-- Begin INPUT ROWS --

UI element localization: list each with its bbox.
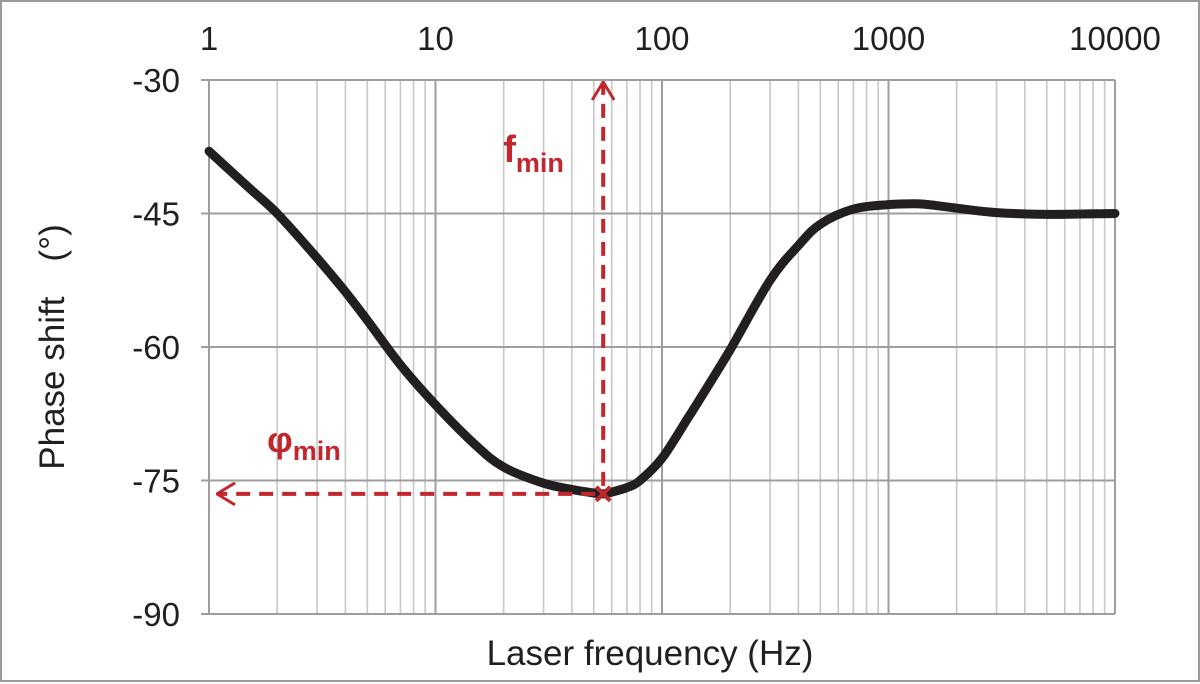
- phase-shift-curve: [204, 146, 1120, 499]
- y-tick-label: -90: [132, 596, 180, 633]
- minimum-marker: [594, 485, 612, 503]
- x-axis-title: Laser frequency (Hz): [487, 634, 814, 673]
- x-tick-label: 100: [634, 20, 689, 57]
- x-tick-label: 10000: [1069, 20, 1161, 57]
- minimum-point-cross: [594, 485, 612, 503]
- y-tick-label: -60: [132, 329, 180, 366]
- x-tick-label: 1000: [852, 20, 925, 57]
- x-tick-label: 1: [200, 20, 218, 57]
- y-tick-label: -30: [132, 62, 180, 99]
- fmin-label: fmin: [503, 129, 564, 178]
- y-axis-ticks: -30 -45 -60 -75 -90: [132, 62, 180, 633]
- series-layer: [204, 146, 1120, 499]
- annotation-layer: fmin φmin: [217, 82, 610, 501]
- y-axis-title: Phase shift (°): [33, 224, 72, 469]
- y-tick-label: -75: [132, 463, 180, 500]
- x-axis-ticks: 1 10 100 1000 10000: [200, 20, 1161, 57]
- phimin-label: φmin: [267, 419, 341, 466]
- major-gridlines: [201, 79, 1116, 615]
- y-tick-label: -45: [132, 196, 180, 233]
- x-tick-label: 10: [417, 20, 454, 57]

-- End INPUT ROWS --

■ **DESCRIPTION OF THE TASK**
Show every line in the material above that contains the string "fmin".

■ **RESPONSE BELOW**
- fmin-label: fmin: [503, 129, 564, 178]
- annotation-layer: fmin φmin: [217, 82, 610, 501]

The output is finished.